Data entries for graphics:
****************************************

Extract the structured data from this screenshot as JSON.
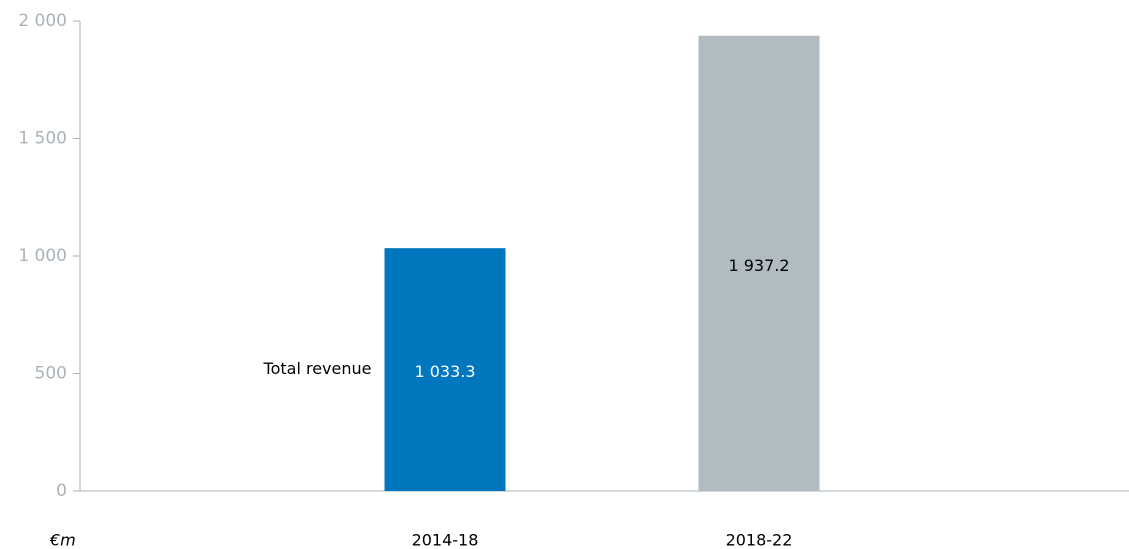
{
  "chart_data": {
    "type": "bar",
    "series_label": "Total revenue",
    "unit": "€m",
    "categories": [
      "2014-18",
      "2018-22"
    ],
    "values": [
      1033.3,
      1937.2
    ],
    "value_labels": [
      "1 033.3",
      "1 937.2"
    ],
    "colors": [
      "#0076be",
      "#b1bbc2"
    ],
    "label_colors": [
      "#ffffff",
      "#000000"
    ],
    "ylim": [
      0,
      2000
    ],
    "yticks": [
      0,
      500,
      {
        "value": 1000,
        "label": "1 000"
      },
      {
        "value": 1500,
        "label": "1 500"
      },
      {
        "value": 2000,
        "label": "2 000"
      }
    ]
  }
}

****************************************

#### To do
Write the records out again in full, exactly, and skip every picture.

#### Solution for this task
Extract the structured data from this screenshot as JSON.
{
  "chart_data": {
    "type": "bar",
    "series_label": "Total revenue",
    "unit": "€m",
    "categories": [
      "2014-18",
      "2018-22"
    ],
    "values": [
      1033.3,
      1937.2
    ],
    "value_labels": [
      "1 033.3",
      "1 937.2"
    ],
    "colors": [
      "#0076be",
      "#b1bbc2"
    ],
    "label_colors": [
      "#ffffff",
      "#000000"
    ],
    "ylim": [
      0,
      2000
    ],
    "yticks": [
      0,
      500,
      {
        "value": 1000,
        "label": "1 000"
      },
      {
        "value": 1500,
        "label": "1 500"
      },
      {
        "value": 2000,
        "label": "2 000"
      }
    ]
  }
}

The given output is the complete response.